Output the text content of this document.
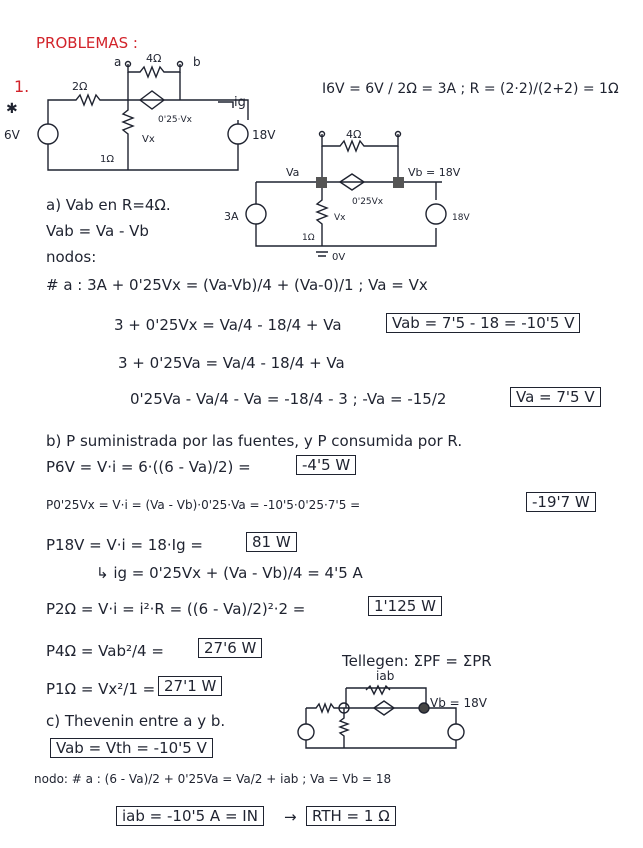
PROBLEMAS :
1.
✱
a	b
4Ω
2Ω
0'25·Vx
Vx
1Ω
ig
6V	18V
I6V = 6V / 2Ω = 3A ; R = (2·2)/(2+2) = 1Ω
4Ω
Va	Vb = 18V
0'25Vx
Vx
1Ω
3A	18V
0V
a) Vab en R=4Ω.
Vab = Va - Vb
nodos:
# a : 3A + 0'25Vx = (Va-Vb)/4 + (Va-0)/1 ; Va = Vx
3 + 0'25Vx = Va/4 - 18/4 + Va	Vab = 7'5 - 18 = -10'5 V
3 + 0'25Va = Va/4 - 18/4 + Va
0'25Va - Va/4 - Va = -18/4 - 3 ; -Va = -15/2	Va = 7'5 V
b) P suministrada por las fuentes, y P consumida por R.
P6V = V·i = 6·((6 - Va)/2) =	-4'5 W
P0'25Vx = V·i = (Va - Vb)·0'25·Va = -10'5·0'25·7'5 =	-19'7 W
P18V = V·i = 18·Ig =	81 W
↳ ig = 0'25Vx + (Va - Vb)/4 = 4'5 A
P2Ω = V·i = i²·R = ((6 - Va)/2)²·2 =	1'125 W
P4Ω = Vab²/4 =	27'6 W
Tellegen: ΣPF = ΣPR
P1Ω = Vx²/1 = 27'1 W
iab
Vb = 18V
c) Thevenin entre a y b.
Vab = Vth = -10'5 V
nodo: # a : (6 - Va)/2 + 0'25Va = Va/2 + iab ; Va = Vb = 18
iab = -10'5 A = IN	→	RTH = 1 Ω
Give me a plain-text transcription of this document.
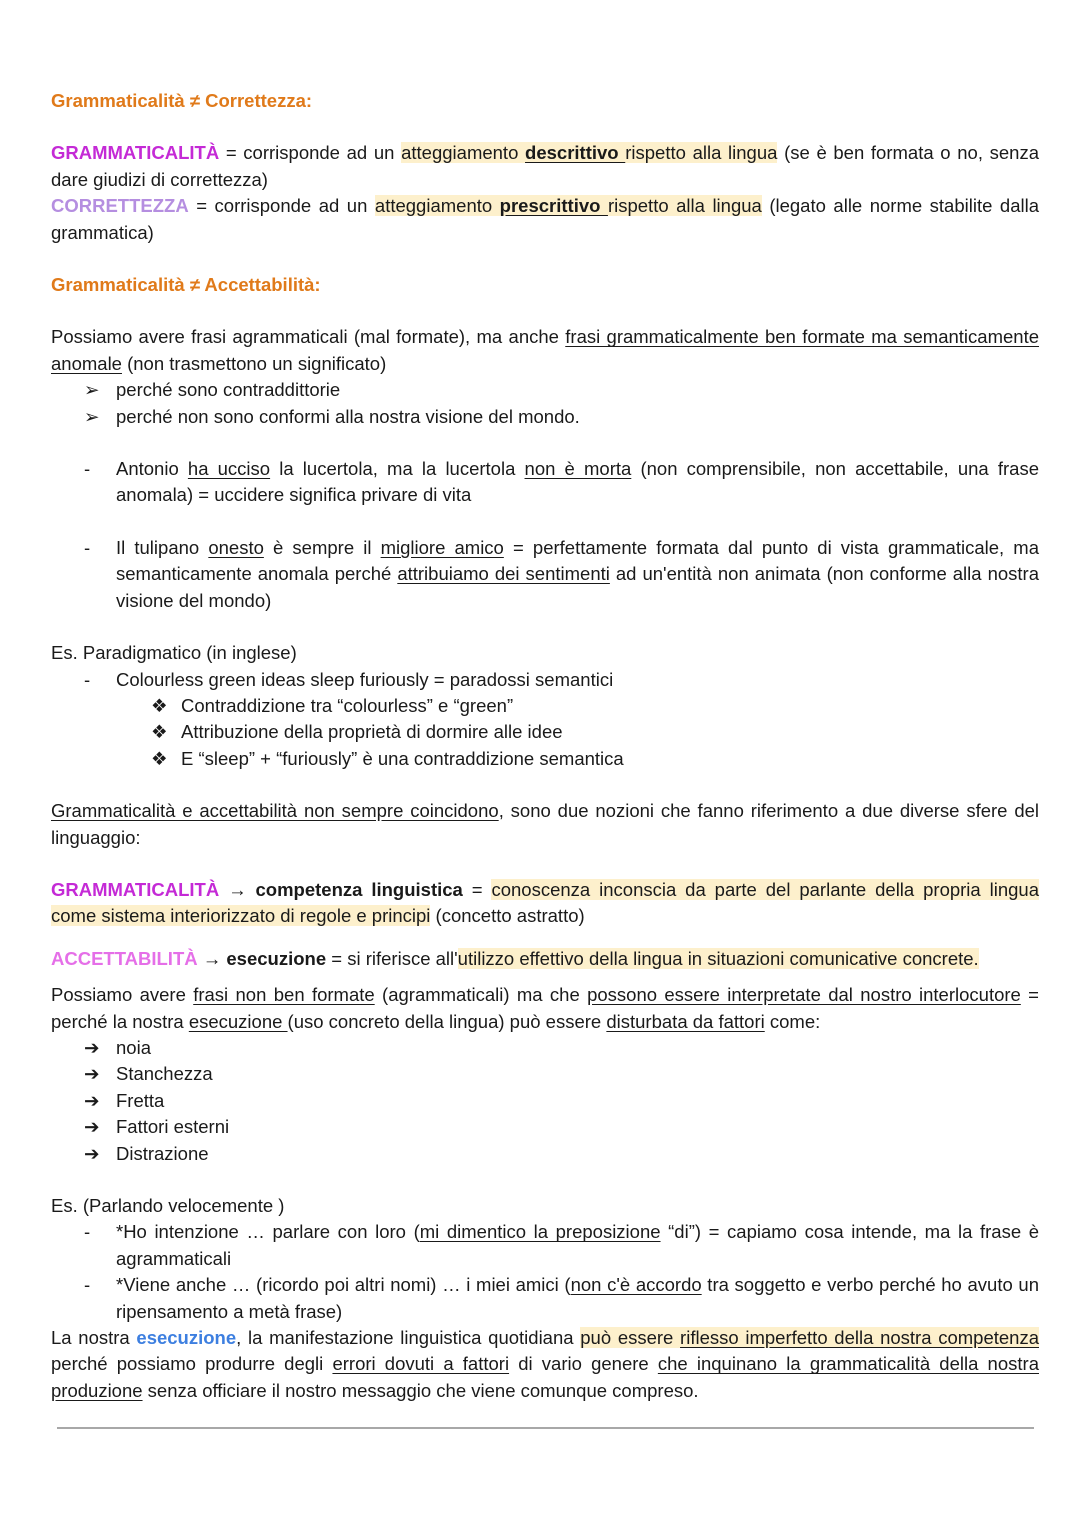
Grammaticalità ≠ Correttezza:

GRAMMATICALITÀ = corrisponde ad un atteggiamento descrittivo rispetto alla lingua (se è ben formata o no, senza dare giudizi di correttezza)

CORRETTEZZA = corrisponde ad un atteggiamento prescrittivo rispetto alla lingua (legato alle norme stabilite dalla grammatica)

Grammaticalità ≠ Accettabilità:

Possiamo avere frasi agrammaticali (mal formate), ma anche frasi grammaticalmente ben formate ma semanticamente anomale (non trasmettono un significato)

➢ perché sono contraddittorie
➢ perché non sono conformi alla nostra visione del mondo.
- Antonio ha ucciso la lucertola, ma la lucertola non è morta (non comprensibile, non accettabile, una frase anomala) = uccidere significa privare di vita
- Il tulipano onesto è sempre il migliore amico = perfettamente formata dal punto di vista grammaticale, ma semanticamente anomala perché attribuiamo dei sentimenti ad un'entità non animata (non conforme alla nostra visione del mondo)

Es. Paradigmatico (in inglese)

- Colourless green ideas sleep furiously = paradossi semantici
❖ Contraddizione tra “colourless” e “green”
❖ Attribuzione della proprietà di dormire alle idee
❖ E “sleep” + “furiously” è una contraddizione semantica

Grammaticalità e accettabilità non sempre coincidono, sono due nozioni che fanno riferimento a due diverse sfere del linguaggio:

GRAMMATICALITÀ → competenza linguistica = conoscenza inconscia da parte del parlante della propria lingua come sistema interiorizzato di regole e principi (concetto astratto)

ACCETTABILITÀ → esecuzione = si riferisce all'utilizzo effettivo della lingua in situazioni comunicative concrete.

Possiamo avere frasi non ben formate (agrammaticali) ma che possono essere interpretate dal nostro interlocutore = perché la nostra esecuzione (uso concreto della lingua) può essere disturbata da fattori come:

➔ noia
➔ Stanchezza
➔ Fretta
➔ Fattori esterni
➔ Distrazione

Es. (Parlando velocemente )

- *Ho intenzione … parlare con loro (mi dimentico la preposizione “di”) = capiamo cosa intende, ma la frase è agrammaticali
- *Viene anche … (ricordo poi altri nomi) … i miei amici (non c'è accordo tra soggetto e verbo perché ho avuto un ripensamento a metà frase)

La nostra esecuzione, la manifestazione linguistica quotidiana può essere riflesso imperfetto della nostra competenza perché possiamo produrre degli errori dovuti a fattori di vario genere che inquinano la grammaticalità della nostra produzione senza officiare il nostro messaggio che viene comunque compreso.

**Problem details**
Make an exact copy of all entries above, dropping the images.

**Solution to the problem**
Output the text content of this document.
PROBLEMAS :
1.
✱
a	b
4Ω
2Ω
0'25·Vx
Vx
1Ω
ig
6V	18V
I6V = 6V / 2Ω = 3A ; R = (2·2)/(2+2) = 1Ω
4Ω
Va	Vb = 18V
0'25Vx
Vx
1Ω
3A	18V
0V
a) Vab en R=4Ω.
Vab = Va - Vb
nodos:
# a : 3A + 0'25Vx = (Va-Vb)/4 + (Va-0)/1 ; Va = Vx
3 + 0'25Vx = Va/4 - 18/4 + Va	Vab = 7'5 - 18 = -10'5 V
3 + 0'25Va = Va/4 - 18/4 + Va
0'25Va - Va/4 - Va = -18/4 - 3 ; -Va = -15/2	Va = 7'5 V
b) P suministrada por las fuentes, y P consumida por R.
P6V = V·i = 6·((6 - Va)/2) =	-4'5 W
P0'25Vx = V·i = (Va - Vb)·0'25·Va = -10'5·0'25·7'5 =	-19'7 W
P18V = V·i = 18·Ig =	81 W
↳ ig = 0'25Vx + (Va - Vb)/4 = 4'5 A
P2Ω = V·i = i²·R = ((6 - Va)/2)²·2 =	1'125 W
P4Ω = Vab²/4 =	27'6 W
Tellegen: ΣPF = ΣPR
P1Ω = Vx²/1 = 27'1 W
iab
Vb = 18V
c) Thevenin entre a y b.
Vab = Vth = -10'5 V
nodo: # a : (6 - Va)/2 + 0'25Va = Va/2 + iab ; Va = Vb = 18
iab = -10'5 A = IN	→	RTH = 1 Ω
Give me a plain-text transcription of this document.
Grammaticalità ≠ Correttezza:

GRAMMATICALITÀ = corrisponde ad un atteggiamento descrittivo rispetto alla lingua (se è ben formata o no, senza dare giudizi di correttezza)

CORRETTEZZA = corrisponde ad un atteggiamento prescrittivo rispetto alla lingua (legato alle norme stabilite dalla grammatica)

Grammaticalità ≠ Accettabilità:

Possiamo avere frasi agrammaticali (mal formate), ma anche frasi grammaticalmente ben formate ma semanticamente anomale (non trasmettono un significato)

➢ perché sono contraddittorie
➢ perché non sono conformi alla nostra visione del mondo.
- Antonio ha ucciso la lucertola, ma la lucertola non è morta (non comprensibile, non accettabile, una frase anomala) = uccidere significa privare di vita
- Il tulipano onesto è sempre il migliore amico = perfettamente formata dal punto di vista grammaticale, ma semanticamente anomala perché attribuiamo dei sentimenti ad un'entità non animata (non conforme alla nostra visione del mondo)

Es. Paradigmatico (in inglese)

- Colourless green ideas sleep furiously = paradossi semantici
❖ Contraddizione tra “colourless” e “green”
❖ Attribuzione della proprietà di dormire alle idee
❖ E “sleep” + “furiously” è una contraddizione semantica

Grammaticalità e accettabilità non sempre coincidono, sono due nozioni che fanno riferimento a due diverse sfere del linguaggio:

GRAMMATICALITÀ → competenza linguistica = conoscenza inconscia da parte del parlante della propria lingua come sistema interiorizzato di regole e principi (concetto astratto)

ACCETTABILITÀ → esecuzione = si riferisce all'utilizzo effettivo della lingua in situazioni comunicative concrete.

Possiamo avere frasi non ben formate (agrammaticali) ma che possono essere interpretate dal nostro interlocutore = perché la nostra esecuzione (uso concreto della lingua) può essere disturbata da fattori come:

➔ noia
➔ Stanchezza
➔ Fretta
➔ Fattori esterni
➔ Distrazione

Es. (Parlando velocemente )

- *Ho intenzione … parlare con loro (mi dimentico la preposizione “di”) = capiamo cosa intende, ma la frase è agrammaticali
- *Viene anche … (ricordo poi altri nomi) … i miei amici (non c'è accordo tra soggetto e verbo perché ho avuto un ripensamento a metà frase)

La nostra esecuzione, la manifestazione linguistica quotidiana può essere riflesso imperfetto della nostra competenza perché possiamo produrre degli errori dovuti a fattori di vario genere che inquinano la grammaticalità della nostra produzione senza officiare il nostro messaggio che viene comunque compreso.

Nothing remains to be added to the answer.